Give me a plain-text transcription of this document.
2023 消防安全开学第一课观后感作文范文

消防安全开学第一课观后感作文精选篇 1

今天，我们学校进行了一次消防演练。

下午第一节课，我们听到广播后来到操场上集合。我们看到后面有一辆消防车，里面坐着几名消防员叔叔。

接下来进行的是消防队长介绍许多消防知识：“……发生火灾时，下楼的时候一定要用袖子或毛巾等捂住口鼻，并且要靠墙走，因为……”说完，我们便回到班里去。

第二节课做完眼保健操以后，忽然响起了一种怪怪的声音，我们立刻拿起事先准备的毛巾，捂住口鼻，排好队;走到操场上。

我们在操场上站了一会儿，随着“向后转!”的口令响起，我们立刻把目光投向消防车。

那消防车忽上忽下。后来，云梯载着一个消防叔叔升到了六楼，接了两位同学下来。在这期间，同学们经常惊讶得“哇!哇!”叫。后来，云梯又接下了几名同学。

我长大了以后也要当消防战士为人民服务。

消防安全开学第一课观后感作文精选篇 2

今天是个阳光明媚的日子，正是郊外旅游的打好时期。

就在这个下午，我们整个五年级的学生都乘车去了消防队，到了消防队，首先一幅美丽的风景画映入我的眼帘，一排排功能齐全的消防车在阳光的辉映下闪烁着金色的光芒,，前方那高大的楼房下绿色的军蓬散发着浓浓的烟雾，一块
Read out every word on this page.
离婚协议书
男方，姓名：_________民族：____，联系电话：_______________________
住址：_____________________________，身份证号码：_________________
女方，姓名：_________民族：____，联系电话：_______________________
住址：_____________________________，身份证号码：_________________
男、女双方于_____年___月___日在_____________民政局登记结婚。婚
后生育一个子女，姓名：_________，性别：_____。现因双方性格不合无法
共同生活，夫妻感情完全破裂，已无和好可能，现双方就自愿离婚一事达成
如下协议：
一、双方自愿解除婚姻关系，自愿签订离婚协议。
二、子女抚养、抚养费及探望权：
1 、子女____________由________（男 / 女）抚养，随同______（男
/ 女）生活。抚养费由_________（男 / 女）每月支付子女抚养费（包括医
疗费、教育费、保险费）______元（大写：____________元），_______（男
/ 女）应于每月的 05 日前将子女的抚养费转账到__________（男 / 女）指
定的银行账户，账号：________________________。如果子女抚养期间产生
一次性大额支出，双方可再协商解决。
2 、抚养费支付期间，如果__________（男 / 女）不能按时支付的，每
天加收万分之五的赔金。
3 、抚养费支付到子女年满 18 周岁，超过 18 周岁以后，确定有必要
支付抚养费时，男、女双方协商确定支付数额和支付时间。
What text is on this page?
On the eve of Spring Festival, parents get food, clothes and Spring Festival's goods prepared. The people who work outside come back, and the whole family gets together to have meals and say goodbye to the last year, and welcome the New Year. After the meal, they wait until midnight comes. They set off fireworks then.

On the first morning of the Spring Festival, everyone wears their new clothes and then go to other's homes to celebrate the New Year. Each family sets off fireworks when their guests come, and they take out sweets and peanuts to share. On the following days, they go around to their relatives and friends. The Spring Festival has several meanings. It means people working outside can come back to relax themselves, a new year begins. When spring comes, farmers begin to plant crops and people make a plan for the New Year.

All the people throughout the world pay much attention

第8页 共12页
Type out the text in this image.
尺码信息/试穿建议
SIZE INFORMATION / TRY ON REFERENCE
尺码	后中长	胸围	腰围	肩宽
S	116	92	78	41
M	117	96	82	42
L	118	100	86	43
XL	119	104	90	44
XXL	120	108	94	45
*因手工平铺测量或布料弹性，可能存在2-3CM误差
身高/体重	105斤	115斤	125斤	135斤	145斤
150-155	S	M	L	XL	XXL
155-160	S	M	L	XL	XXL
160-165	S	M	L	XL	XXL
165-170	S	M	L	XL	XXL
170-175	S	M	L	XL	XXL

********

_What you need to do_. Print the records once more, exactly as they were given.

_Solution to this task_.
Give me a plain-text transcription of this document.
2023 消防安全开学第一课观后感作文范文

消防安全开学第一课观后感作文精选篇 1

今天，我们学校进行了一次消防演练。

下午第一节课，我们听到广播后来到操场上集合。我们看到后面有一辆消防车，里面坐着几名消防员叔叔。

接下来进行的是消防队长介绍许多消防知识：“……发生火灾时，下楼的时候一定要用袖子或毛巾等捂住口鼻，并且要靠墙走，因为……”说完，我们便回到班里去。

第二节课做完眼保健操以后，忽然响起了一种怪怪的声音，我们立刻拿起事先准备的毛巾，捂住口鼻，排好队;走到操场上。

我们在操场上站了一会儿，随着“向后转!”的口令响起，我们立刻把目光投向消防车。

那消防车忽上忽下。后来，云梯载着一个消防叔叔升到了六楼，接了两位同学下来。在这期间，同学们经常惊讶得“哇!哇!”叫。后来，云梯又接下了几名同学。

我长大了以后也要当消防战士为人民服务。

消防安全开学第一课观后感作文精选篇 2

今天是个阳光明媚的日子，正是郊外旅游的打好时期。

就在这个下午，我们整个五年级的学生都乘车去了消防队，到了消防队，首先一幅美丽的风景画映入我的眼帘，一排排功能齐全的消防车在阳光的辉映下闪烁着金色的光芒,，前方那高大的楼房下绿色的军蓬散发着浓浓的烟雾，一块
Read out every word on this page.
离婚协议书
男方，姓名：_________民族：____，联系电话：_______________________
住址：_____________________________，身份证号码：_________________
女方，姓名：_________民族：____，联系电话：_______________________
住址：_____________________________，身份证号码：_________________
男、女双方于_____年___月___日在_____________民政局登记结婚。婚
后生育一个子女，姓名：_________，性别：_____。现因双方性格不合无法
共同生活，夫妻感情完全破裂，已无和好可能，现双方就自愿离婚一事达成
如下协议：
一、双方自愿解除婚姻关系，自愿签订离婚协议。
二、子女抚养、抚养费及探望权：
1 、子女____________由________（男 / 女）抚养，随同______（男
/ 女）生活。抚养费由_________（男 / 女）每月支付子女抚养费（包括医
疗费、教育费、保险费）______元（大写：____________元），_______（男
/ 女）应于每月的 05 日前将子女的抚养费转账到__________（男 / 女）指
定的银行账户，账号：________________________。如果子女抚养期间产生
一次性大额支出，双方可再协商解决。
2 、抚养费支付期间，如果__________（男 / 女）不能按时支付的，每
天加收万分之五的赔金。
3 、抚养费支付到子女年满 18 周岁，超过 18 周岁以后，确定有必要
支付抚养费时，男、女双方协商确定支付数额和支付时间。
What text is on this page?
On the eve of Spring Festival, parents get food, clothes and Spring Festival's goods prepared. The people who work outside come back, and the whole family gets together to have meals and say goodbye to the last year, and welcome the New Year. After the meal, they wait until midnight comes. They set off fireworks then.

On the first morning of the Spring Festival, everyone wears their new clothes and then go to other's homes to celebrate the New Year. Each family sets off fireworks when their guests come, and they take out sweets and peanuts to share. On the following days, they go around to their relatives and friends. The Spring Festival has several meanings. It means people working outside can come back to relax themselves, a new year begins. When spring comes, farmers begin to plant crops and people make a plan for the New Year.

All the people throughout the world pay much attention

第8页 共12页
Type out the text in this image.
尺码信息/试穿建议
SIZE INFORMATION / TRY ON REFERENCE
尺码	后中长	胸围	腰围	肩宽
S	116	92	78	41
M	117	96	82	42
L	118	100	86	43
XL	119	104	90	44
XXL	120	108	94	45
*因手工平铺测量或布料弹性，可能存在2-3CM误差
身高/体重	105斤	115斤	125斤	135斤	145斤
150-155	S	M	L	XL	XXL
155-160	S	M	L	XL	XXL
160-165	S	M	L	XL	XXL
165-170	S	M	L	XL	XXL
170-175	S	M	L	XL	XXL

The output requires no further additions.